Extracted data entries:
^^^^^^^^
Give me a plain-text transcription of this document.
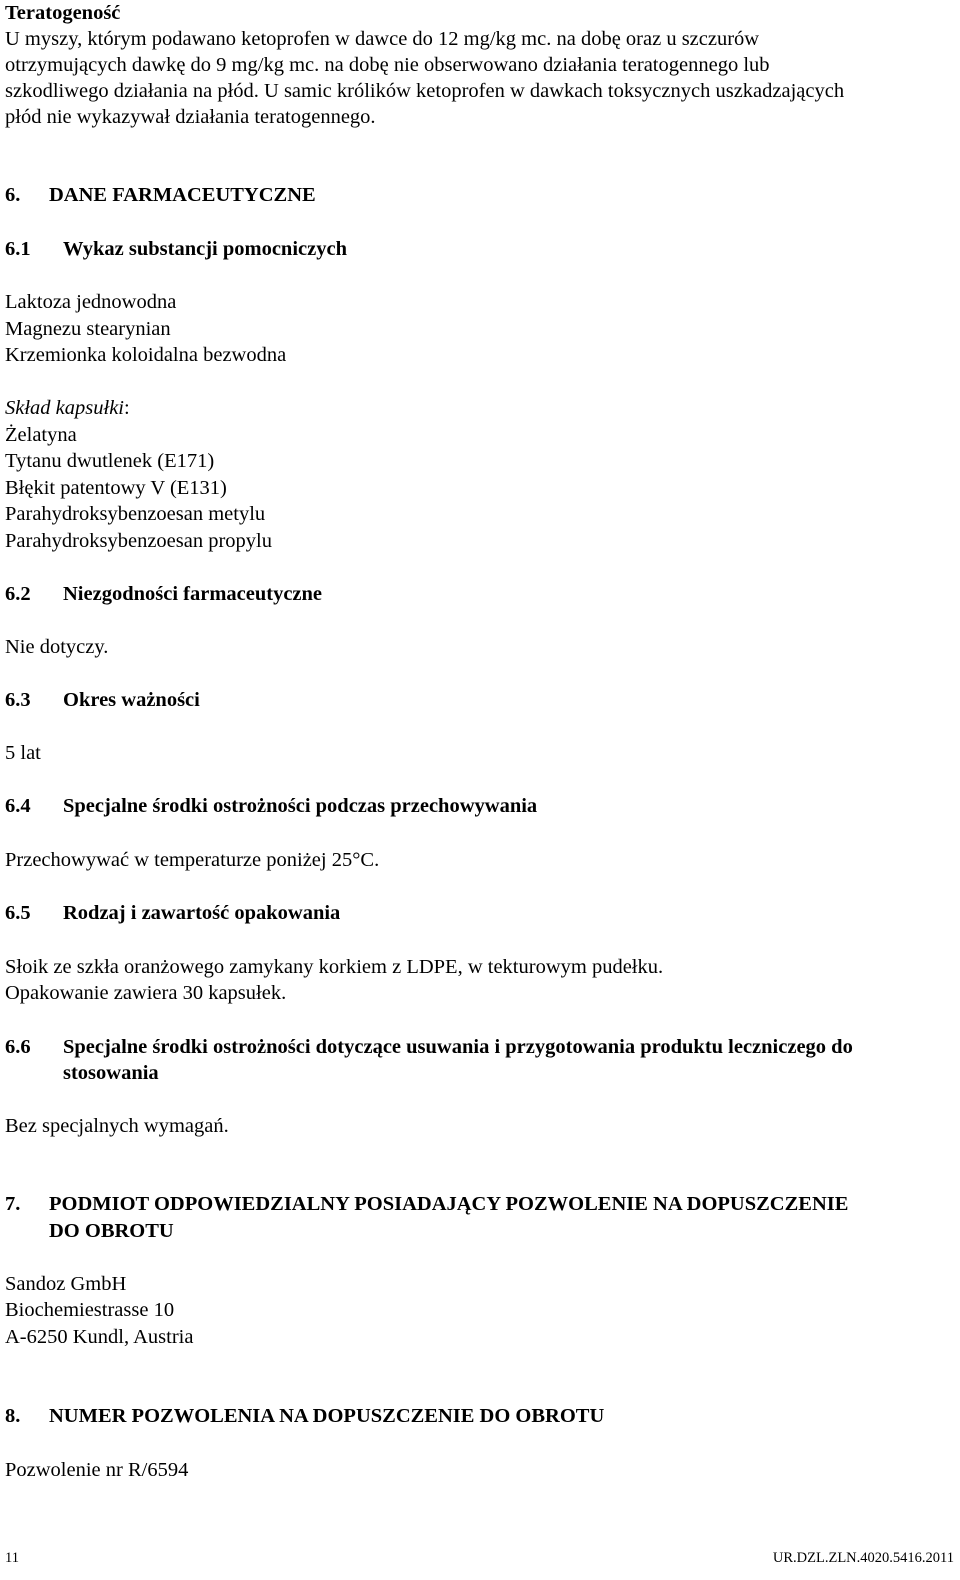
Teratogeność
U myszy, którym podawano ketoprofen w dawce do 12 mg/kg mc. na dobę oraz u szczurów
otrzymujących dawkę do 9 mg/kg mc. na dobę nie obserwowano działania teratogennego lub
szkodliwego działania na płód. U samic królików ketoprofen w dawkach toksycznych uszkadzających
płód nie wykazywał działania teratogennego.
6. DANE FARMACEUTYCZNE
6.1 Wykaz substancji pomocniczych
Laktoza jednowodna
Magnezu stearynian
Krzemionka koloidalna bezwodna
Skład kapsułki:
Żelatyna
Tytanu dwutlenek (E171)
Błękit patentowy V (E131)
Parahydroksybenzoesan metylu
Parahydroksybenzoesan propylu
6.2 Niezgodności farmaceutyczne
Nie dotyczy.
6.3 Okres ważności
5 lat
6.4 Specjalne środki ostrożności podczas przechowywania
Przechowywać w temperaturze poniżej 25°C.
6.5 Rodzaj i zawartość opakowania
Słoik ze szkła oranżowego zamykany korkiem z LDPE, w tekturowym pudełku.
Opakowanie zawiera 30 kapsułek.
6.6 Specjalne środki ostrożności dotyczące usuwania i przygotowania produktu leczniczego do
stosowania
Bez specjalnych wymagań.
7. PODMIOT ODPOWIEDZIALNY POSIADAJĄCY POZWOLENIE NA DOPUSZCZENIE
DO OBROTU
Sandoz GmbH
Biochemiestrasse 10
A-6250 Kundl, Austria
8. NUMER POZWOLENIA NA DOPUSZCZENIE DO OBROTU
Pozwolenie nr R/6594
11	UR.DZL.ZLN.4020.5416.2011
^^^^^^^^
Your goal. Print all of the entries word for word. Omit the pictures they contain.

Written solution.
Give me a plain-text transcription of this document.
Teratogeność
U myszy, którym podawano ketoprofen w dawce do 12 mg/kg mc. na dobę oraz u szczurów
otrzymujących dawkę do 9 mg/kg mc. na dobę nie obserwowano działania teratogennego lub
szkodliwego działania na płód. U samic królików ketoprofen w dawkach toksycznych uszkadzających
płód nie wykazywał działania teratogennego.
6. DANE FARMACEUTYCZNE
6.1 Wykaz substancji pomocniczych
Laktoza jednowodna
Magnezu stearynian
Krzemionka koloidalna bezwodna
Skład kapsułki:
Żelatyna
Tytanu dwutlenek (E171)
Błękit patentowy V (E131)
Parahydroksybenzoesan metylu
Parahydroksybenzoesan propylu
6.2 Niezgodności farmaceutyczne
Nie dotyczy.
6.3 Okres ważności
5 lat
6.4 Specjalne środki ostrożności podczas przechowywania
Przechowywać w temperaturze poniżej 25°C.
6.5 Rodzaj i zawartość opakowania
Słoik ze szkła oranżowego zamykany korkiem z LDPE, w tekturowym pudełku.
Opakowanie zawiera 30 kapsułek.
6.6 Specjalne środki ostrożności dotyczące usuwania i przygotowania produktu leczniczego do
stosowania
Bez specjalnych wymagań.
7. PODMIOT ODPOWIEDZIALNY POSIADAJĄCY POZWOLENIE NA DOPUSZCZENIE
DO OBROTU
Sandoz GmbH
Biochemiestrasse 10
A-6250 Kundl, Austria
8. NUMER POZWOLENIA NA DOPUSZCZENIE DO OBROTU
Pozwolenie nr R/6594
11	UR.DZL.ZLN.4020.5416.2011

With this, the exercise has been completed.